§ ページ本文:
┄┄┄┄┄┄

幾何光学と波動光学の関係は、古典力学と量子力学の関係と対応しており、物理学の根幹に位置する問題であるが、同時に既に解かれてしまった過去の問題と考えている物理学者も多い。幾何光学から出発して波動性を取り入れるには「回折理論」が用いられるが、そこでは光の偏光の自由度がしばしば無視されてきた。これを完全な形で表現する幾何光学の方程式を導き、さらに新しい効果ー光のホール効果ーを導いたのが今回の成果である。テクノロジーの観点からは、光の伝播に関する研究は光通信および光を用いた量子コンピュータの分野において必要不可欠な課題である。今回の仕事は特にフォトニック結晶を用いた光デバイス開発のための基礎理論となることが期待される。
産総研強相関センターの強相関理論チーム【チーム長 永長 直人 東大工教授】は、エネルギー損失を伴わない固体内電子の機能開拓を研究目標にしており、電子を始めとする波動現象における幾何学的効果がその鍵になると考え研究を進めている。特に、電子と光が共通にもつ“自転”の内部自由度、すなわちスピンに関連した幾何学的位相(ベリー位相)を用いた新しい効果・現象の理論的な研究を重点的に行なってきた。昨年度は、電子スピンに対して、半導体における電場誘起スピン流の提案を行った(Science 301,5638,1348-1351)。このベリー位相を用いた新しい効果の光における対応現象を追求する過程で見出したのが今回の「光のホール効果」である。

┄┄┄┄┄┄

§ 出題内容 1:
光のホール効果に関する本文によると、回折理論でしばしば無視されてきたものは何か。
§ 出題内容 2:
光のホール効果を扱った本文を、最後の文の後から書き継いでください。

┄┄┄┄┄┄

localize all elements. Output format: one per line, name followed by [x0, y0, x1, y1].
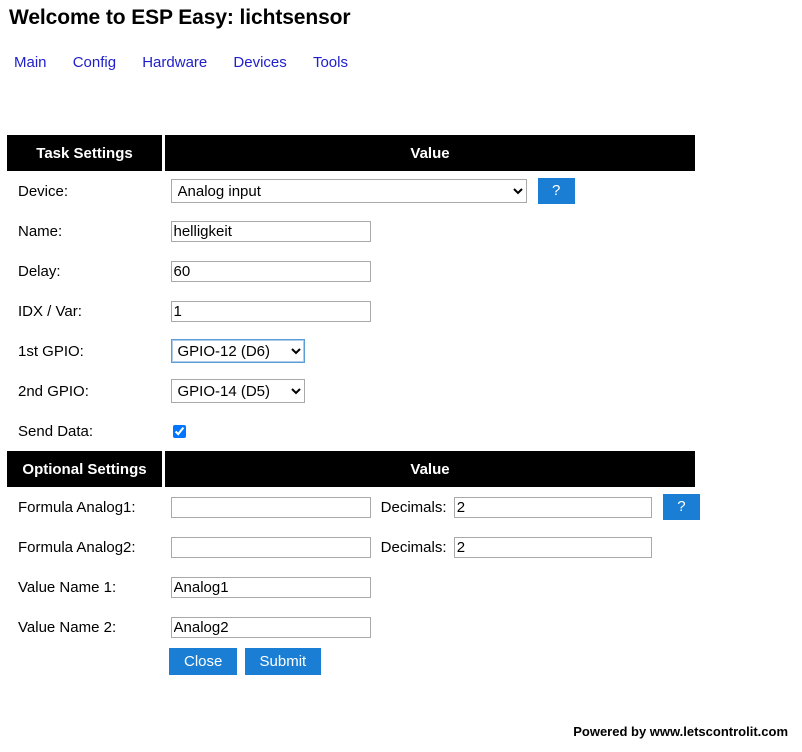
formula-analog-1-value-cell: Decimals: ?: [164, 487, 700, 527]
optional-settings-header-label: Optional Settings: [7, 451, 165, 487]
optional-settings-header-row: Optional Settings Value: [7, 451, 695, 487]
gpio-1-value-cell: GPIO-12 (D6): [164, 331, 696, 371]
send-data-label: Send Data:: [18, 422, 94, 440]
name-input[interactable]: [170, 220, 371, 242]
gpio-2-value-cell: GPIO-14 (D5): [164, 371, 696, 411]
send-data-checkbox[interactable]: [172, 425, 186, 439]
gpio-2-select[interactable]: GPIO-14 (D5): [170, 379, 305, 403]
close-button[interactable]: Close: [169, 648, 238, 675]
nav-link-tools[interactable]: Tools: [313, 54, 348, 71]
row-idx-var: IDX / Var:: [7, 291, 695, 331]
device-select[interactable]: Analog input: [170, 179, 527, 203]
row-send-data: Send Data:: [7, 411, 695, 451]
name-label: Name:: [18, 222, 63, 240]
task-settings-header-row: Task Settings Value: [7, 135, 695, 171]
row-name: Name:: [7, 211, 695, 251]
decimals-2-input[interactable]: [453, 536, 652, 558]
row-device: Device: Analog input ?: [7, 171, 695, 211]
page-title: Welcome to ESP Easy: lichtsensor: [9, 6, 351, 29]
optional-settings-value-header: Value: [163, 451, 695, 487]
idx-var-value-cell: [164, 291, 696, 331]
gpio-1-select[interactable]: GPIO-12 (D6): [170, 339, 305, 363]
value-name-1-value-cell: [164, 567, 696, 607]
row-value-name-1: Value Name 1:: [7, 567, 695, 607]
decimals-1-input[interactable]: [453, 496, 652, 518]
device-label: Device:: [18, 182, 69, 200]
idx-var-label: IDX / Var:: [18, 302, 82, 320]
nav-link-devices[interactable]: Devices: [233, 54, 286, 71]
nav-link-main[interactable]: Main: [14, 54, 47, 71]
row-formula-analog-2: Formula Analog2: Decimals:: [7, 527, 695, 567]
optional-settings-help-button[interactable]: ?: [662, 494, 700, 520]
send-data-value-cell: [164, 411, 696, 451]
formula-analog-1-label: Formula Analog1:: [18, 498, 136, 516]
formula-analog-2-label: Formula Analog2:: [18, 538, 136, 556]
submit-button[interactable]: Submit: [244, 648, 322, 675]
nav-link-config[interactable]: Config: [73, 54, 116, 71]
footer-text: Powered by www.letscontrolit.com: [573, 724, 788, 739]
device-value-cell: Analog input ?: [164, 171, 696, 211]
device-help-button[interactable]: ?: [537, 178, 575, 204]
value-name-1-input[interactable]: [170, 576, 371, 598]
nav-link-hardware[interactable]: Hardware: [142, 54, 207, 71]
value-name-2-input[interactable]: [170, 616, 371, 638]
decimals-2-label: Decimals:: [380, 538, 447, 556]
main-navigation: Main Config Hardware Devices Tools: [0, 30, 802, 71]
form-actions: Close Submit: [169, 648, 324, 675]
value-name-1-label: Value Name 1:: [18, 578, 117, 596]
device-settings-table: Task Settings Value Device: Analog input…: [7, 135, 700, 647]
row-gpio-2: 2nd GPIO: GPIO-14 (D5): [7, 371, 695, 411]
value-name-2-label: Value Name 2:: [18, 618, 117, 636]
formula-analog-1-input[interactable]: [170, 496, 371, 518]
gpio-1-label: 1st GPIO:: [18, 342, 84, 360]
delay-label: Delay:: [18, 262, 61, 280]
row-delay: Delay:: [7, 251, 695, 291]
task-settings-value-header: Value: [163, 135, 695, 171]
decimals-1-label: Decimals:: [380, 498, 447, 516]
row-value-name-2: Value Name 2:: [7, 607, 695, 647]
row-formula-analog-1: Formula Analog1: Decimals: ?: [7, 487, 700, 527]
name-value-cell: [164, 211, 696, 251]
idx-var-input[interactable]: [170, 300, 371, 322]
gpio-2-label: 2nd GPIO:: [18, 382, 89, 400]
formula-analog-2-value-cell: Decimals:: [164, 527, 696, 567]
delay-value-cell: [164, 251, 696, 291]
delay-input[interactable]: [170, 260, 371, 282]
task-settings-header-label: Task Settings: [7, 135, 165, 171]
value-name-2-value-cell: [164, 607, 696, 647]
row-gpio-1: 1st GPIO: GPIO-12 (D6): [7, 331, 695, 371]
formula-analog-2-input[interactable]: [170, 536, 371, 558]
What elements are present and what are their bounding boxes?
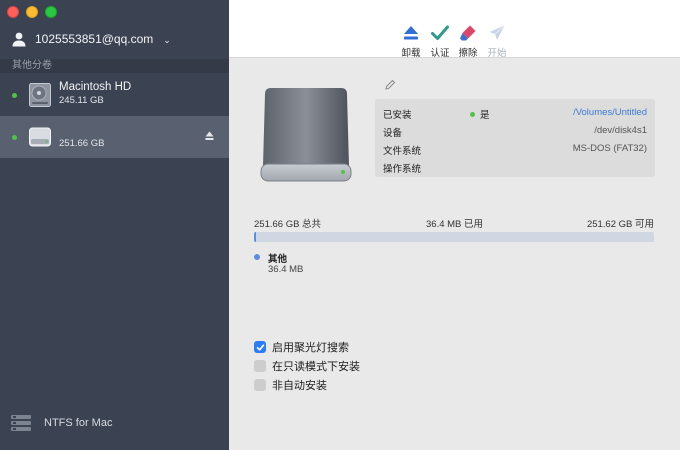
- close-window-button[interactable]: [7, 6, 19, 18]
- readonly-checkbox[interactable]: [254, 360, 266, 372]
- account-menu[interactable]: 1025553851@qq.com ⌄: [11, 31, 171, 47]
- ntfs-logo-icon: [11, 415, 31, 431]
- sidebar-item-external-drive[interactable]: 251.66 GB: [0, 116, 229, 158]
- usage-bar: [254, 232, 654, 242]
- drive-size: 245.11 GB: [59, 95, 104, 106]
- checkmark-icon: [431, 25, 449, 40]
- user-icon: [12, 32, 26, 47]
- no-auto-mount-checkbox[interactable]: [254, 379, 266, 391]
- device-label: 设备: [383, 128, 403, 139]
- unmount-button[interactable]: 卸载: [396, 24, 426, 59]
- section-label: 其他分卷: [0, 59, 229, 73]
- os-label: 操作系统: [383, 164, 422, 175]
- start-button[interactable]: 开始: [482, 24, 512, 59]
- mounted-label: 已安装: [383, 110, 412, 121]
- account-email: 1025553851@qq.com: [35, 32, 154, 46]
- window-controls: [7, 6, 57, 18]
- device-row: 设备 /dev/disk4s1: [383, 125, 647, 139]
- mount-path-link[interactable]: /Volumes/Untitled: [573, 107, 647, 118]
- filesystem-row: 文件系统 MS-DOS (FAT32): [383, 143, 647, 157]
- minimize-window-button[interactable]: [26, 6, 38, 18]
- spotlight-option[interactable]: 启用聚光灯搜索: [254, 339, 349, 355]
- app-footer: NTFS for Mac: [10, 412, 112, 434]
- mounted-status-dot: [12, 93, 17, 98]
- sidebar: 1025553851@qq.com ⌄ 其他分卷 Macintosh HD 24…: [0, 0, 229, 450]
- readonly-option[interactable]: 在只读模式下安装: [254, 358, 360, 374]
- verify-label: 认证: [430, 48, 450, 59]
- main-panel: 已安装 是 /Volumes/Untitled 设备 /dev/disk4s1 …: [229, 58, 680, 450]
- eraser-icon: [460, 25, 476, 41]
- legend-name: 其他: [268, 254, 288, 265]
- no-auto-mount-option[interactable]: 非自动安装: [254, 377, 327, 393]
- unmount-label: 卸载: [401, 48, 421, 59]
- free-space: 251.62 GB 可用: [586, 219, 654, 230]
- eject-icon: [404, 26, 418, 40]
- pencil-icon[interactable]: [384, 79, 396, 91]
- app-name: NTFS for Mac: [44, 417, 113, 429]
- legend-dot: [254, 254, 260, 260]
- mounted-status: 是: [480, 110, 490, 121]
- chevron-down-icon: ⌄: [163, 35, 171, 45]
- os-row: 操作系统: [383, 161, 647, 175]
- drive-name: Macintosh HD: [59, 81, 132, 93]
- mounted-status-dot: [12, 135, 17, 140]
- erase-label: 擦除: [458, 48, 478, 59]
- legend-size: 36.4 MB: [268, 264, 304, 275]
- no-auto-mount-label: 非自动安装: [272, 380, 327, 392]
- external-disk-icon: [29, 127, 51, 147]
- total-capacity: 251.66 GB 总共: [254, 219, 322, 230]
- used-space: 36.4 MB 已用: [426, 219, 484, 230]
- verify-button[interactable]: 认证: [425, 24, 455, 59]
- volume-info-panel: 已安装 是 /Volumes/Untitled 设备 /dev/disk4s1 …: [375, 99, 655, 177]
- sidebar-item-macintosh-hd[interactable]: Macintosh HD 245.11 GB: [0, 74, 229, 116]
- spotlight-checkbox[interactable]: [254, 341, 266, 353]
- paper-plane-icon: [489, 25, 505, 40]
- start-label: 开始: [487, 48, 507, 59]
- mounted-status-dot: [470, 111, 475, 117]
- toolbar: 卸载 认证 擦除 开始: [229, 0, 680, 59]
- usage-bar-fill: [254, 232, 256, 242]
- internal-disk-icon: [29, 83, 51, 107]
- spotlight-label: 启用聚光灯搜索: [272, 342, 349, 354]
- eject-icon[interactable]: [205, 131, 214, 141]
- checkmark-icon: [256, 343, 264, 351]
- zoom-window-button[interactable]: [45, 6, 57, 18]
- drive-size: 251.66 GB: [59, 138, 105, 149]
- filesystem-label: 文件系统: [383, 146, 422, 157]
- device-value: /dev/disk4s1: [594, 125, 647, 136]
- mounted-row: 已安装 是 /Volumes/Untitled: [383, 107, 647, 121]
- readonly-label: 在只读模式下安装: [272, 361, 360, 373]
- erase-button[interactable]: 擦除: [453, 24, 483, 59]
- external-drive-image: [260, 88, 352, 182]
- filesystem-value: MS-DOS (FAT32): [572, 143, 647, 154]
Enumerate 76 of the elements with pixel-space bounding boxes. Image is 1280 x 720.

┄┄┄┄┄┄

§ 課題への回答 1:
光の偏光の自由度である。

§ 課題への回答 2:
光の挙動は電磁気学のマックスウェル方程式を解くことで原理的には全て解明できるが、その解析は通常たいへん複雑な問題となる。幾何光学は、光の波長が短い極限でその軌跡をあたかも粒子の場合のように取り扱うことが出来ることを示し、多くの光学機器の設計・開発を可能にした。ところが、波長程度のスケールで誘電率が変化する場合、例えばフォトニック結晶においては、幾何光学からの補正が重要となり、その場合にも使える「拡張した幾何光学」の構築が切に望まれていた。これは通常、「回折理論」が扱う問題であるが、そこでは光の偏光が考慮されていなかった。そこで今回、これを取り入れた、幾何光学の新しい方程式を導くことに成功し、それを用いることによって誘電率の変化と垂直方向に光線の軌跡がシフトする現象ーこれを光のホール効果と名づけたーを解明した。これは、異なる誘電率を持つ媒質間の境界で起こる光の反射・屈折の法則(スネルの法則)が補正を受けることを意味するが、そのときのシフトの大きさは波長の数分の1であり、小さいので気付かれなかったのである。しかし、この光のホール効果は、フォトニック結晶を用いることにより大幅に増大できることも示されており、微細加工を用いた光デバイス開発を進める上で、重要かつ有用な現象となることが期待される。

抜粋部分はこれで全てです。